## start Data to use

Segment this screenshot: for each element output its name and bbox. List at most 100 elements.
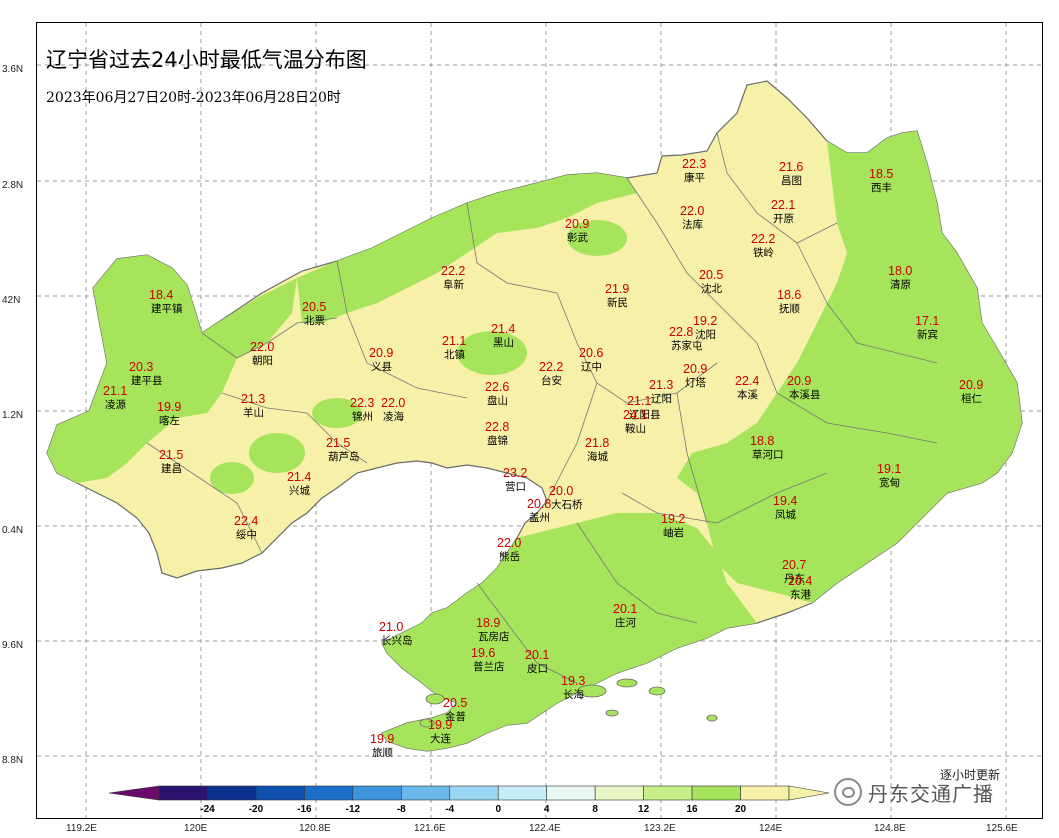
station-value: 20.4 — [788, 574, 812, 588]
station-name: 建平镇 — [151, 302, 183, 315]
station-value: 18.9 — [476, 616, 500, 630]
colorbar-segment — [352, 785, 402, 801]
station-name: 盘锦 — [487, 434, 508, 447]
station-name: 清原 — [890, 278, 911, 291]
station-name: 庄河 — [615, 616, 636, 629]
station-辽阳: 21.3辽阳 — [649, 378, 673, 405]
station-康平: 22.3康平 — [682, 157, 706, 184]
station-value: 21.0 — [379, 620, 403, 634]
station-name: 兴城 — [289, 485, 310, 497]
station-value: 22.4 — [735, 374, 759, 388]
station-name: 海城 — [587, 450, 608, 463]
station-value: 19.2 — [661, 512, 685, 526]
station-本溪: 22.4本溪 — [735, 374, 759, 401]
station-value: 22.0 — [497, 536, 521, 550]
station-value: 22.2 — [539, 360, 563, 374]
station-value: 22.8 — [485, 420, 509, 434]
colorbar-tick-label: -20 — [249, 804, 264, 815]
station-盘山: 22.6盘山 — [485, 380, 509, 407]
station-value: 21.5 — [159, 448, 183, 462]
station-黑山: 21.4黑山 — [491, 322, 515, 349]
colorbar-tick-label: 12 — [638, 804, 650, 815]
station-value: 18.8 — [750, 434, 774, 448]
station-name: 金普 — [445, 710, 466, 723]
station-value: 21.9 — [605, 282, 629, 296]
station-value: 21.1 — [103, 384, 127, 398]
station-name: 辽阳 — [651, 393, 672, 405]
watermark-text: 丹东交通广播 — [868, 781, 994, 806]
station-value: 20.8 — [527, 497, 551, 511]
station-兴城: 21.4兴城 — [287, 470, 311, 497]
station-盘锦: 22.8盘锦 — [485, 420, 509, 447]
station-丹东: 20.7丹东 — [782, 558, 806, 585]
station-value: 22.2 — [441, 264, 465, 278]
station-name: 长海 — [563, 688, 584, 701]
station-value: 19.6 — [471, 646, 495, 660]
station-name: 普兰店 — [473, 660, 505, 673]
station-value: 20.3 — [129, 360, 153, 374]
colorbar-segment — [497, 785, 547, 801]
station-value: 22.8 — [669, 325, 693, 339]
station-name: 皮口 — [527, 662, 548, 675]
station-value: 22.2 — [751, 232, 775, 246]
station-name: 岫岩 — [663, 526, 684, 539]
colorbar-segment — [255, 785, 305, 801]
station-value: 19.4 — [773, 494, 797, 508]
colorbar-tick-label: -8 — [397, 804, 406, 815]
map-frame: 22.3 康平 21.6 昌图 18.5 西丰 20.9 彰武 22.0 法库 22.1 开原 22.2… — [36, 22, 1043, 819]
station-灯塔: 20.9灯塔 — [683, 362, 707, 389]
station-value: 20.1 — [525, 648, 549, 662]
islands — [419, 678, 718, 728]
station-义县: 20.9义县 — [369, 346, 393, 373]
colorbar-tick-label: 0 — [495, 804, 501, 815]
colorbar: -24 -20 -16 -12 -8 -4 0 4 8 12 16 20 — [108, 785, 830, 815]
station-name: 羊山 — [243, 406, 264, 419]
station-绥中: 22.4绥中 — [234, 514, 258, 541]
station-value: 19.2 — [693, 314, 717, 328]
station-沈阳: 19.2沈阳 — [693, 314, 717, 341]
latitude-label: 2.8N — [2, 180, 24, 191]
station-name: 鞍山 — [625, 422, 646, 435]
station-value: 20.9 — [959, 378, 983, 392]
station-name: 大连 — [430, 732, 451, 745]
colorbar-segment — [691, 785, 741, 801]
station-value: 20.5 — [443, 696, 467, 710]
station-value: 19.9 — [157, 400, 181, 414]
station-value: 18.0 — [888, 264, 912, 278]
station-旅顺: 19.9旅顺 — [370, 732, 394, 759]
station-北票: 20.5北票 — [302, 300, 326, 327]
station-name: 锦州 — [352, 410, 373, 423]
station-喀左: 19.9喀左 — [157, 400, 181, 427]
station-大连: 19.9大连 — [428, 718, 452, 745]
colorbar-segment — [401, 785, 451, 801]
station-value: 21.4 — [287, 470, 311, 484]
station-name: 朝阳 — [252, 355, 273, 367]
latitude-label: 3.6N — [2, 64, 24, 75]
station-value: 24.1 — [623, 408, 647, 422]
colorbar-tick-label: 20 — [735, 804, 747, 815]
station-新民: 21.9新民 — [605, 282, 629, 309]
colorbar-tick-label: -24 — [200, 804, 215, 815]
station-name: 大石桥 — [551, 498, 583, 511]
station-name: 熊岳 — [499, 550, 520, 563]
colorbar-tick-label: 16 — [687, 804, 699, 815]
colorbar-tick-label: 8 — [592, 804, 598, 815]
station-value: 21.6 — [779, 160, 803, 174]
longitude-label: 121.6E — [414, 823, 446, 834]
station-name: 瓦房店 — [478, 630, 510, 643]
station-value: 21.4 — [491, 322, 515, 336]
colorbar-high-arrow — [788, 785, 830, 801]
colorbar-segment — [546, 785, 596, 801]
station-value: 19.9 — [428, 718, 452, 732]
station-营口: 23.2营口 — [503, 466, 527, 493]
station-name: 喀左 — [159, 414, 180, 427]
colorbar-segment — [449, 785, 499, 801]
station-value: 19.3 — [561, 674, 585, 688]
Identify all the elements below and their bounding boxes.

## end Data to use

[Task prompt] Rewrite the listing above as a Markdown table with the columns "Row" and "Line". Number each line, omit blank lines, and leave out the pictures.

[Result]
| Row | Line |
|---|---|
| 1 | Segment this screenshot: for each element output its name and bbox. List at most 100 elements. |
| 2 | station-value: 20.4 — [788, 574, 812, 588] |
| 3 | station-name: 建平镇 — [151, 302, 183, 315] |
| 4 | station-value: 18.9 — [476, 616, 500, 630] |
| 5 | colorbar-segment — [352, 785, 402, 801] |
| 6 | station-name: 盘锦 — [487, 434, 508, 447] |
| 7 | station-name: 清原 — [890, 278, 911, 291] |
| 8 | station-name: 庄河 — [615, 616, 636, 629] |
| 9 | station-辽阳: 21.3辽阳 — [649, 378, 673, 405] |
| 10 | station-康平: 22.3康平 — [682, 157, 706, 184] |
| 11 | station-value: 21.0 — [379, 620, 403, 634] |
| 12 | station-name: 兴城 — [289, 485, 310, 497] |
| 13 | station-value: 22.4 — [735, 374, 759, 388] |
| 14 | station-name: 海城 — [587, 450, 608, 463] |
| 15 | station-value: 19.2 — [661, 512, 685, 526] |
| 16 | station-本溪: 22.4本溪 — [735, 374, 759, 401] |
| 17 | station-value: 22.0 — [497, 536, 521, 550] |
| 18 | station-value: 22.2 — [539, 360, 563, 374] |
| 19 | station-value: 22.8 — [485, 420, 509, 434] |
| 20 | colorbar-tick-label: -20 — [249, 804, 264, 815] |
| 21 | station-盘山: 22.6盘山 — [485, 380, 509, 407] |
| 22 | station-value: 21.5 — [159, 448, 183, 462] |
| 23 | station-黑山: 21.4黑山 — [491, 322, 515, 349] |
| 24 | colorbar-tick-label: 12 — [638, 804, 650, 815] |
| 25 | station-value: 18.8 — [750, 434, 774, 448] |
| 26 | station-name: 金普 — [445, 710, 466, 723] |
| 27 | station-value: 21.9 — [605, 282, 629, 296] |
| 28 | station-value: 21.1 — [103, 384, 127, 398] |
| 29 | station-name: 辽阳 — [651, 393, 672, 405] |
| 30 | watermark-text: 丹东交通广播 — [868, 781, 994, 806] |
| 31 | station-value: 20.8 — [527, 497, 551, 511] |
| 32 | station-兴城: 21.4兴城 — [287, 470, 311, 497] |
| 33 | station-盘锦: 22.8盘锦 — [485, 420, 509, 447] |
| 34 | station-丹东: 20.7丹东 — [782, 558, 806, 585] |
| 35 | station-value: 22.2 — [441, 264, 465, 278] |
| 36 | station-name: 长海 — [563, 688, 584, 701] |
| 37 | station-value: 19.6 — [471, 646, 495, 660] |
| 38 | station-name: 普兰店 — [473, 660, 505, 673] |
| 39 | station-value: 20.3 — [129, 360, 153, 374] |
| 40 | colorbar-segment — [497, 785, 547, 801] |
| 41 | station-value: 22.8 — [669, 325, 693, 339] |
| 42 | station-name: 皮口 — [527, 662, 548, 675] |
| 43 | station-value: 22.2 — [751, 232, 775, 246] |
| 44 | station-name: 岫岩 — [663, 526, 684, 539] |
| 45 | colorbar-segment — [255, 785, 305, 801] |
| 46 | station-value: 19.4 — [773, 494, 797, 508] |
| 47 | colorbar-tick-label: -8 — [397, 804, 406, 815] |
| 48 | map-frame: 22.3 康平 21.6 昌图 18.5 西丰 20.9 彰武 22.0 法库 22.1 开原 22.2… — [36, 22, 1043, 819] |
| 49 | station-灯塔: 20.9灯塔 — [683, 362, 707, 389] |
| 50 | station-value: 20.1 — [525, 648, 549, 662] |
| 51 | islands — [419, 678, 718, 728] |
| 52 | station-义县: 20.9义县 — [369, 346, 393, 373] |
| 53 | colorbar-tick-label: 0 — [495, 804, 501, 815] |
| 54 | colorbar: -24 -20 -16 -12 -8 -4 0 4 8 12 16 20 — [108, 785, 830, 815] |
| 55 | station-name: 羊山 — [243, 406, 264, 419] |
| 56 | station-绥中: 22.4绥中 — [234, 514, 258, 541] |
| 57 | station-value: 19.2 — [693, 314, 717, 328] |
| 58 | station-沈阳: 19.2沈阳 — [693, 314, 717, 341] |
| 59 | latitude-label: 2.8N — [2, 180, 24, 191] |
| 60 | station-name: 鞍山 — [625, 422, 646, 435] |
| 61 | station-value: 20.9 — [959, 378, 983, 392] |
| 62 | station-name: 大连 — [430, 732, 451, 745] |
| 63 | colorbar-segment — [691, 785, 741, 801] |
| 64 | station-value: 20.5 — [443, 696, 467, 710] |
| 65 | station-value: 19.9 — [157, 400, 181, 414] |
| 66 | station-value: 18.0 — [888, 264, 912, 278] |
| 67 | station-旅顺: 19.9旅顺 — [370, 732, 394, 759] |
| 68 | station-北票: 20.5北票 — [302, 300, 326, 327] |
| 69 | station-name: 锦州 — [352, 410, 373, 423] |
| 70 | station-喀左: 19.9喀左 — [157, 400, 181, 427] |
| 71 | station-大连: 19.9大连 — [428, 718, 452, 745] |
| 72 | colorbar-segment — [401, 785, 451, 801] |
| 73 | station-value: 21.4 — [287, 470, 311, 484] |
| 74 | station-name: 朝阳 — [252, 355, 273, 367] |
| 75 | latitude-label: 3.6N — [2, 64, 24, 75] |
| 76 | station-value: 24.1 — [623, 408, 647, 422] |
| 77 | colorbar-tick-label: 20 — [735, 804, 747, 815] |
| 78 | station-新民: 21.9新民 — [605, 282, 629, 309] |
| 79 | colorbar-tick-label: -24 — [200, 804, 215, 815] |
| 80 | station-name: 大石桥 — [551, 498, 583, 511] |
| 81 | station-name: 熊岳 — [499, 550, 520, 563] |
| 82 | colorbar-tick-label: 16 — [687, 804, 699, 815] |
| 83 | colorbar-tick-label: 8 — [592, 804, 598, 815] |
| 84 | station-value: 21.6 — [779, 160, 803, 174] |
| 85 | longitude-label: 121.6E — [414, 823, 446, 834] |
| 86 | station-name: 瓦房店 — [478, 630, 510, 643] |
| 87 | station-value: 21.4 — [491, 322, 515, 336] |
| 88 | colorbar-high-arrow — [788, 785, 830, 801] |
| 89 | colorbar-segment — [546, 785, 596, 801] |
| 90 | station-value: 19.9 — [428, 718, 452, 732] |
| 91 | station-营口: 23.2营口 — [503, 466, 527, 493] |
| 92 | station-name: 喀左 — [159, 414, 180, 427] |
| 93 | colorbar-segment — [449, 785, 499, 801] |
| 94 | station-value: 19.3 — [561, 674, 585, 688] |
| 95 | Identify all the elements below and their bounding boxes. |